Work required: Extract each line where the string "JSON" shows up.

Given data:
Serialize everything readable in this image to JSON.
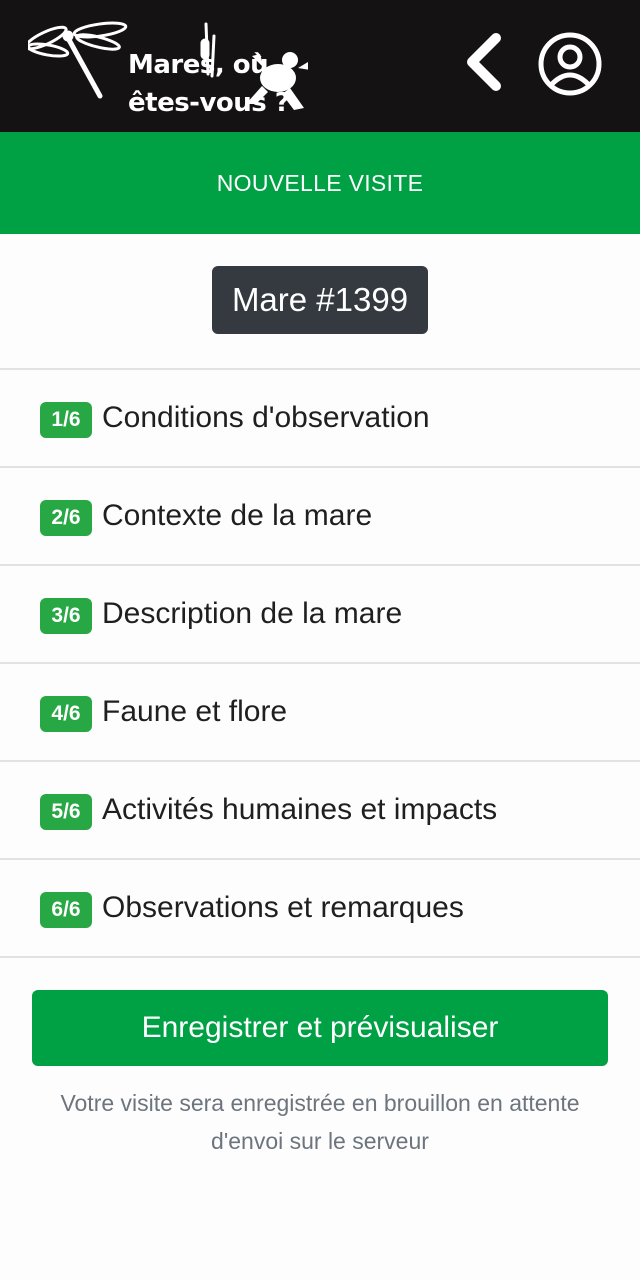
{
  "app": {
    "logo_line1": "Mares, où",
    "logo_line2": "êtes-vous ?"
  },
  "header": {
    "back_icon": "chevron-left-icon",
    "user_icon": "user-circle-icon",
    "section_title": "NOUVELLE VISITE"
  },
  "mare": {
    "label": "Mare #1399"
  },
  "steps": [
    {
      "badge": "1/6",
      "label": "Conditions d'observation"
    },
    {
      "badge": "2/6",
      "label": "Contexte de la mare"
    },
    {
      "badge": "3/6",
      "label": "Description de la mare"
    },
    {
      "badge": "4/6",
      "label": "Faune et flore"
    },
    {
      "badge": "5/6",
      "label": "Activités humaines et impacts"
    },
    {
      "badge": "6/6",
      "label": "Observations et remarques"
    }
  ],
  "actions": {
    "save_label": "Enregistrer et prévisualiser",
    "note": "Votre visite sera enregistrée en brouillon en attente d'envoi sur le serveur"
  },
  "colors": {
    "topbar": "#141213",
    "accent_green": "#00a044",
    "badge_green": "#28a745",
    "mare_badge": "#343a40"
  }
}
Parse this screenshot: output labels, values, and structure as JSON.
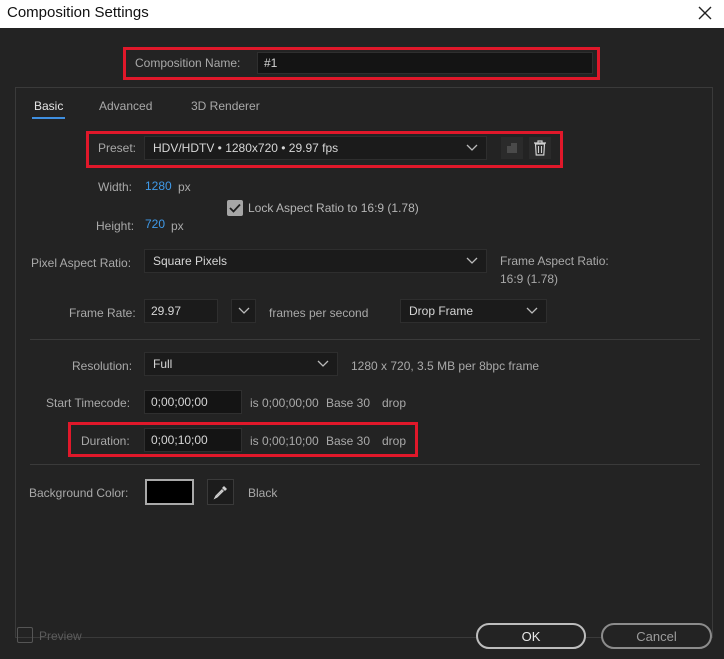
{
  "window": {
    "title": "Composition Settings"
  },
  "composition": {
    "name_label": "Composition Name:",
    "name_value": "#1"
  },
  "tabs": [
    {
      "label": "Basic",
      "active": true
    },
    {
      "label": "Advanced",
      "active": false
    },
    {
      "label": "3D Renderer",
      "active": false
    }
  ],
  "preset": {
    "label": "Preset:",
    "value": "HDV/HDTV  •  1280x720 • 29.97 fps",
    "icons": [
      "save-preset-icon",
      "trash-icon"
    ]
  },
  "size": {
    "width_label": "Width:",
    "width_value": "1280",
    "height_label": "Height:",
    "height_value": "720",
    "unit": "px",
    "lock_label": "Lock Aspect Ratio to 16:9 (1.78)",
    "lock_checked": true
  },
  "pixel_aspect": {
    "label": "Pixel Aspect Ratio:",
    "value": "Square Pixels",
    "frame_aspect_label": "Frame Aspect Ratio:",
    "frame_aspect_value": "16:9 (1.78)"
  },
  "frame_rate": {
    "label": "Frame Rate:",
    "value": "29.97",
    "unit": "frames per second",
    "drop_value": "Drop Frame"
  },
  "resolution": {
    "label": "Resolution:",
    "value": "Full",
    "info": "1280 x 720, 3.5 MB per 8bpc frame"
  },
  "start_timecode": {
    "label": "Start Timecode:",
    "value": "0;00;00;00",
    "info_is": "is 0;00;00;00",
    "info_base": "Base 30",
    "info_drop": "drop"
  },
  "duration": {
    "label": "Duration:",
    "value": "0;00;10;00",
    "info_is": "is 0;00;10;00",
    "info_base": "Base 30",
    "info_drop": "drop"
  },
  "background": {
    "label": "Background Color:",
    "color": "#000000",
    "color_name": "Black"
  },
  "footer": {
    "preview_label": "Preview",
    "ok_label": "OK",
    "cancel_label": "Cancel"
  },
  "colors": {
    "highlight": "#e0182a",
    "accent_blue": "#3f9ae9"
  }
}
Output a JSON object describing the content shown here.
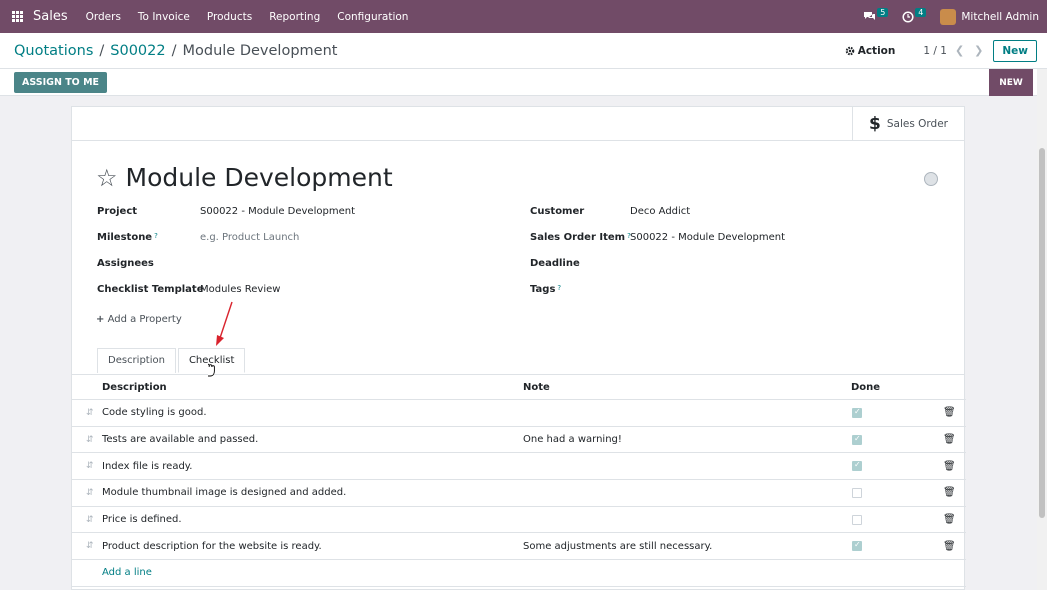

Answer to this task:
Serialize everything readable in this image to JSON.
Parse this screenshot: output labels, values, and structure as JSON.
Output a JSON object describing the content shown here.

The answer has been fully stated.